[Figure record listings]
** Start **
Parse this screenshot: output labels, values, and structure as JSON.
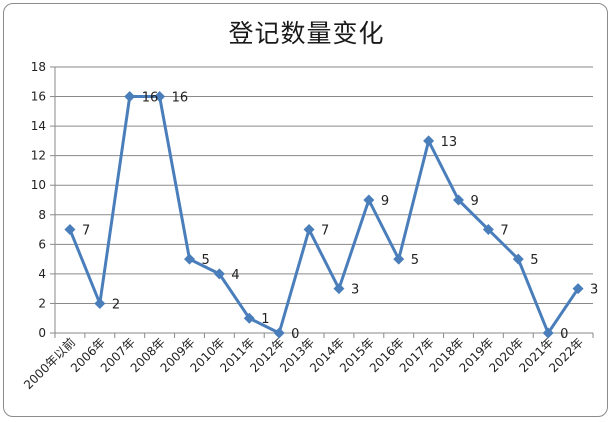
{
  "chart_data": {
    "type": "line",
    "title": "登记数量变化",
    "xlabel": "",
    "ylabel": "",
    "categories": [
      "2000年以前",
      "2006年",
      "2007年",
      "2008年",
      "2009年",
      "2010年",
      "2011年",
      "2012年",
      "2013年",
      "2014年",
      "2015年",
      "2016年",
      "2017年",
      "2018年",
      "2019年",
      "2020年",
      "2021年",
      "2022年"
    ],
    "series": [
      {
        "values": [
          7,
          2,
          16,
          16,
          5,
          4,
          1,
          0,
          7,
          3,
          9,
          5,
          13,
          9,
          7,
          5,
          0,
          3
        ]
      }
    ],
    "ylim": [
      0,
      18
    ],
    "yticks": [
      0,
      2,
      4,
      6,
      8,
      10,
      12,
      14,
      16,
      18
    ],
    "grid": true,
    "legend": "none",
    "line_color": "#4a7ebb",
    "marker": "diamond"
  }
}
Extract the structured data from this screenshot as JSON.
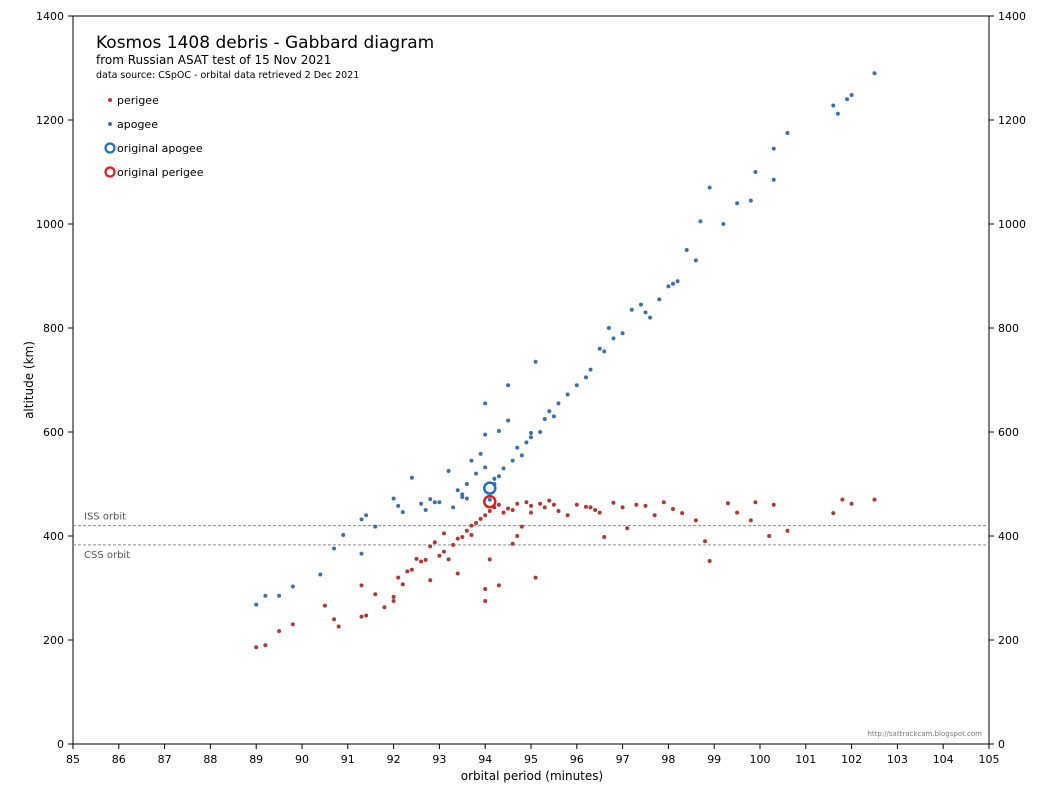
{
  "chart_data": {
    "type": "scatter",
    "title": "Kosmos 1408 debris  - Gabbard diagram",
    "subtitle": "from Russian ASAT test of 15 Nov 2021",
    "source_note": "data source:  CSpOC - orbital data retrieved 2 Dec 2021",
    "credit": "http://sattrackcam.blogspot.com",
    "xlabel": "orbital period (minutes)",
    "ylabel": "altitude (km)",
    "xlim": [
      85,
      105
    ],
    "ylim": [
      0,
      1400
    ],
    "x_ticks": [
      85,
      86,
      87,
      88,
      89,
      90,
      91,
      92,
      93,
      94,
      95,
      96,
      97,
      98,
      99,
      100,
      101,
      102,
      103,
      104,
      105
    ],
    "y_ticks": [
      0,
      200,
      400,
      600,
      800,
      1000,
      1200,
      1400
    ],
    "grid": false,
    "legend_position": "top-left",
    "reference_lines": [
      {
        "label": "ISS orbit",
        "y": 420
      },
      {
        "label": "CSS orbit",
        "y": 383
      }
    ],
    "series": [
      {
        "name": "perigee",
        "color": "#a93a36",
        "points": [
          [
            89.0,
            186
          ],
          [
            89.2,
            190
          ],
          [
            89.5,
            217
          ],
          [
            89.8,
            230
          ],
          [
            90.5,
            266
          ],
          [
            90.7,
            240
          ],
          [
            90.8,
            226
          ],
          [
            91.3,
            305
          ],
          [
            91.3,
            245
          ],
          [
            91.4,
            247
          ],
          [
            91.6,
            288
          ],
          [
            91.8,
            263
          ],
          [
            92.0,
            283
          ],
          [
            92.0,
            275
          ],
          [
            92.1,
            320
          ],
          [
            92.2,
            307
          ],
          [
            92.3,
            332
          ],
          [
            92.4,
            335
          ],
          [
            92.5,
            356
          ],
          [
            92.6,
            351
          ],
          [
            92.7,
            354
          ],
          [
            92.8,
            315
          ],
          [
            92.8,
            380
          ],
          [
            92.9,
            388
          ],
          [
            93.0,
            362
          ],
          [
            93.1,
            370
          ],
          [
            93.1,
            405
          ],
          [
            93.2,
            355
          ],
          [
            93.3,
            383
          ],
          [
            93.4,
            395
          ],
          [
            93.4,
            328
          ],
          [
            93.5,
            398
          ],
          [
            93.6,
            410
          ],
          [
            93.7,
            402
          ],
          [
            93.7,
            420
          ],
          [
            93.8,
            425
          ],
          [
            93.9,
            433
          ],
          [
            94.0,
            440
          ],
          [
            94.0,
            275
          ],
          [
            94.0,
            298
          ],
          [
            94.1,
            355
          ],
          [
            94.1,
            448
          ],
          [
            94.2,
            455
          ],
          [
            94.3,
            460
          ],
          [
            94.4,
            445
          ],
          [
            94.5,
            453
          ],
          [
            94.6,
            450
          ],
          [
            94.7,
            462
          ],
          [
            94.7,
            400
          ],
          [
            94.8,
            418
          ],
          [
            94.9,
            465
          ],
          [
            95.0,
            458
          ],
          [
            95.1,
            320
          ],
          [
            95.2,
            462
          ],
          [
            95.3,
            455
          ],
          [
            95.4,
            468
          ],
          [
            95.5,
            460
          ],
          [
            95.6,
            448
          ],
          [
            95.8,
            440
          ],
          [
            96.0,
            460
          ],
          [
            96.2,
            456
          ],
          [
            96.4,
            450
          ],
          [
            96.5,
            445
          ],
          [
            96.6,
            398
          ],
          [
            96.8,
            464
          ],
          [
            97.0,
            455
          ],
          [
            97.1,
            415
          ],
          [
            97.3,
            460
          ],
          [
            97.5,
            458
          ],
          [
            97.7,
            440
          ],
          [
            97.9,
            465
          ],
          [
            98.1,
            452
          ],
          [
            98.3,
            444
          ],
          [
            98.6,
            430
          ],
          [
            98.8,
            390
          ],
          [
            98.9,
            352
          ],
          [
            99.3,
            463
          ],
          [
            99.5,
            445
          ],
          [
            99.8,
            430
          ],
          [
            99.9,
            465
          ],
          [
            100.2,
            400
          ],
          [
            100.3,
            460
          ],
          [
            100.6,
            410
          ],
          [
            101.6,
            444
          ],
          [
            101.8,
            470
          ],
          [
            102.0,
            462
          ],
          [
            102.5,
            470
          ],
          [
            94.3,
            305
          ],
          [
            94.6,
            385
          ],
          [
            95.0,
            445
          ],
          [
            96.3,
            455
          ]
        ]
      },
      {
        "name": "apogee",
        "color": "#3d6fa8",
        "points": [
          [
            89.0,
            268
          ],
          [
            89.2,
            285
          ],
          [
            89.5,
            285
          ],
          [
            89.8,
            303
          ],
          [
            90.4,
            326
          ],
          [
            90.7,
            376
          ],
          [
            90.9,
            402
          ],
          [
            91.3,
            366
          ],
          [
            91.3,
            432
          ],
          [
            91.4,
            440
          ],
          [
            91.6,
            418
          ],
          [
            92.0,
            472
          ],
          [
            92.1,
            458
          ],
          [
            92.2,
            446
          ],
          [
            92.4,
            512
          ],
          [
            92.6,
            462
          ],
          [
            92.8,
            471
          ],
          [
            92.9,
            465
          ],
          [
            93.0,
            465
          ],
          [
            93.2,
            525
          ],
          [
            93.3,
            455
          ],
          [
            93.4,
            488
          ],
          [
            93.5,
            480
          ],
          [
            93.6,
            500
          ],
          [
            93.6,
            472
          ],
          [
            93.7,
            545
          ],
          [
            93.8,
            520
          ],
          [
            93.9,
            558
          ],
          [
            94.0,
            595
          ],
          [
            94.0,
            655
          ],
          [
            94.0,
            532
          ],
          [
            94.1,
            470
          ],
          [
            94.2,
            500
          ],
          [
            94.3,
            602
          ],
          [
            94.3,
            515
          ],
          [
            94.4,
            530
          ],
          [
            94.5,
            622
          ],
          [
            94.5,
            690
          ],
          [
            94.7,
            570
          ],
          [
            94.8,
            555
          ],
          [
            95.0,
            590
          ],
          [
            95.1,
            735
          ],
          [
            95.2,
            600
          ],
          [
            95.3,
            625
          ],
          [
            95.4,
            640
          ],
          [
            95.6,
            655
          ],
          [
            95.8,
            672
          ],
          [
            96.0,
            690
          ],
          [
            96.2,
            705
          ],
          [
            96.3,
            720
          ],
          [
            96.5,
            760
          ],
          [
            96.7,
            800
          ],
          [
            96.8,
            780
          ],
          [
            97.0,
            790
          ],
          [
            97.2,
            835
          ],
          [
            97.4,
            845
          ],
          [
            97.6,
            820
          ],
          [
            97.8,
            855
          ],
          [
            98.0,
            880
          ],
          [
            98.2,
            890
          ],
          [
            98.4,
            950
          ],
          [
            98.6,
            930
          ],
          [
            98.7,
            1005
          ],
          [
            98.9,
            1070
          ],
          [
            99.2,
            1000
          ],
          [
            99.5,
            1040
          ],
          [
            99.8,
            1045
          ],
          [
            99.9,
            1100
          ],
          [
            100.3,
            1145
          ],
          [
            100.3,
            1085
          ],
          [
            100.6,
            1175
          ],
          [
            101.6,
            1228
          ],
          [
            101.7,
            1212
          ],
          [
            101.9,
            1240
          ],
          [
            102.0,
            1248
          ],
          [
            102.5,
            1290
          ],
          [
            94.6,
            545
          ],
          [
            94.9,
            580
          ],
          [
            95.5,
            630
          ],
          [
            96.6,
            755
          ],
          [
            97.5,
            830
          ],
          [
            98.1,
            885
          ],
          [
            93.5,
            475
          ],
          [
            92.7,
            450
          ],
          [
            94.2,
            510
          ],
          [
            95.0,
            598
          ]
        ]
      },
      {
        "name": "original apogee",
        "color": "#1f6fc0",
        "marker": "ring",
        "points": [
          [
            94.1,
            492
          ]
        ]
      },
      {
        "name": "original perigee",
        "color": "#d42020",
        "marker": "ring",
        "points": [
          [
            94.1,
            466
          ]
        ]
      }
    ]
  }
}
** End **
** Start **
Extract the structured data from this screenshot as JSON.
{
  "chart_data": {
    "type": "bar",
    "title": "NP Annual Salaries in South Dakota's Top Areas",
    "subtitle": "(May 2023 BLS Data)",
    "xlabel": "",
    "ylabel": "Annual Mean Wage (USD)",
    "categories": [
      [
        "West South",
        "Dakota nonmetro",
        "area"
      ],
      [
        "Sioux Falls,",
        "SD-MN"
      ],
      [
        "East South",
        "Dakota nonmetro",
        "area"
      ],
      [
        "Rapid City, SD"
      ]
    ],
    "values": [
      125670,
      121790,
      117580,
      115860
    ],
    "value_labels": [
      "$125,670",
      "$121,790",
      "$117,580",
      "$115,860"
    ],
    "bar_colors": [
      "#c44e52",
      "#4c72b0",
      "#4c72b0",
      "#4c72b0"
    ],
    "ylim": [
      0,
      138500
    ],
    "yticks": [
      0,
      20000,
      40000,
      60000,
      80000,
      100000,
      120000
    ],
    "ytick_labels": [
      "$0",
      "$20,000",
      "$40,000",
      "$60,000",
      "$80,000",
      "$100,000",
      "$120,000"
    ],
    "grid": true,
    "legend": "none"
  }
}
** End **
● EXERCISE INSTRUCTIONS: Of the lines in this listing, how many contain "values"? Reply with the number and nothing more.

● SOLUTION FOR THIS PROBLEM: 3